YOUR INSTRUCTIONS
Pick out each line of the records that includes the string "kena", and copy it.

begin

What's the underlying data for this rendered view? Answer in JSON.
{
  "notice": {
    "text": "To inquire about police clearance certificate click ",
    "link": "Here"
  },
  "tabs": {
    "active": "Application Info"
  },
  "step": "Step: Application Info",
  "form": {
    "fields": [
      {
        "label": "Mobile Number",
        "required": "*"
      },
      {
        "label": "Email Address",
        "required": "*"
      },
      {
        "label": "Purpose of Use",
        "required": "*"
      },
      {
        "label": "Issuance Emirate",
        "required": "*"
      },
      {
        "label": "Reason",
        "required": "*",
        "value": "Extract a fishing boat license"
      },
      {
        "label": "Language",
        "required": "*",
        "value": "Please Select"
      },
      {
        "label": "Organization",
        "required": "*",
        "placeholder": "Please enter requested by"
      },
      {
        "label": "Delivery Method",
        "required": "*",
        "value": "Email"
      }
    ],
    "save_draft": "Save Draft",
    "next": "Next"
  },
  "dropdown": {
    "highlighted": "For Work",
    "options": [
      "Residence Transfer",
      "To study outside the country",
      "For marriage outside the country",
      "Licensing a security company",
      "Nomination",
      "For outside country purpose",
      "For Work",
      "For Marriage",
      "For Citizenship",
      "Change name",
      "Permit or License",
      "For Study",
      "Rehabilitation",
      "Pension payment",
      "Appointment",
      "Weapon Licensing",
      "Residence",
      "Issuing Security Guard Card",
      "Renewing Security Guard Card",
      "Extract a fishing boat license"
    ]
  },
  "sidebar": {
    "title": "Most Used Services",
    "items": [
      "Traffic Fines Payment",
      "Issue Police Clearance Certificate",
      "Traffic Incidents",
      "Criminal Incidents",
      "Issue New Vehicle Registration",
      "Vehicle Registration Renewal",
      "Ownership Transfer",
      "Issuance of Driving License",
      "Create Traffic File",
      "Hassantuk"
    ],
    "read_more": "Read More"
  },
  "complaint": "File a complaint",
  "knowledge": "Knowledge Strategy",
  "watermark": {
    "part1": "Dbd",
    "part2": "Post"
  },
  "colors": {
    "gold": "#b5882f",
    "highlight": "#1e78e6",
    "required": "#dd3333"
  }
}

end
begin

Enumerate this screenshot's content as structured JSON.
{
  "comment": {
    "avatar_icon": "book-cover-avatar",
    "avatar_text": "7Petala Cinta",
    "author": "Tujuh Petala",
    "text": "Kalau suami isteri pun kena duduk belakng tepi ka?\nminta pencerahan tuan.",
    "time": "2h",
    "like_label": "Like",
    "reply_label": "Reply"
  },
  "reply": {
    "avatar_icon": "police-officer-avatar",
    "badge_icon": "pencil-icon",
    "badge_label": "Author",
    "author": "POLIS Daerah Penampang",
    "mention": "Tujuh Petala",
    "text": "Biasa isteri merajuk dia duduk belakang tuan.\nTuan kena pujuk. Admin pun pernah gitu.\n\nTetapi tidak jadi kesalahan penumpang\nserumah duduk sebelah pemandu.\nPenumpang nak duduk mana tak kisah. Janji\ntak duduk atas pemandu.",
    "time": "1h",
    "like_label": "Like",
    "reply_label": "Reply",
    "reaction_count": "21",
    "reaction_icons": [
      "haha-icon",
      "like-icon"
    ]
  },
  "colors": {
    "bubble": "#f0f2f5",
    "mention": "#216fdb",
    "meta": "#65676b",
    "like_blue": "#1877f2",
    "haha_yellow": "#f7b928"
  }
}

end

TASK RESPONSE
    "text": "Kalau suami isteri pun kena duduk belakng tepi ka?\nminta pencerahan tuan.",
    "text": "Biasa isteri merajuk dia duduk belakang tuan.\nTuan kena pujuk. Admin pun pernah gitu.\n\nTetapi tidak jadi kesalahan penumpang\nserumah duduk sebelah pemandu.\nPenumpang nak duduk mana tak kisah. Janji\ntak duduk atas pemandu.",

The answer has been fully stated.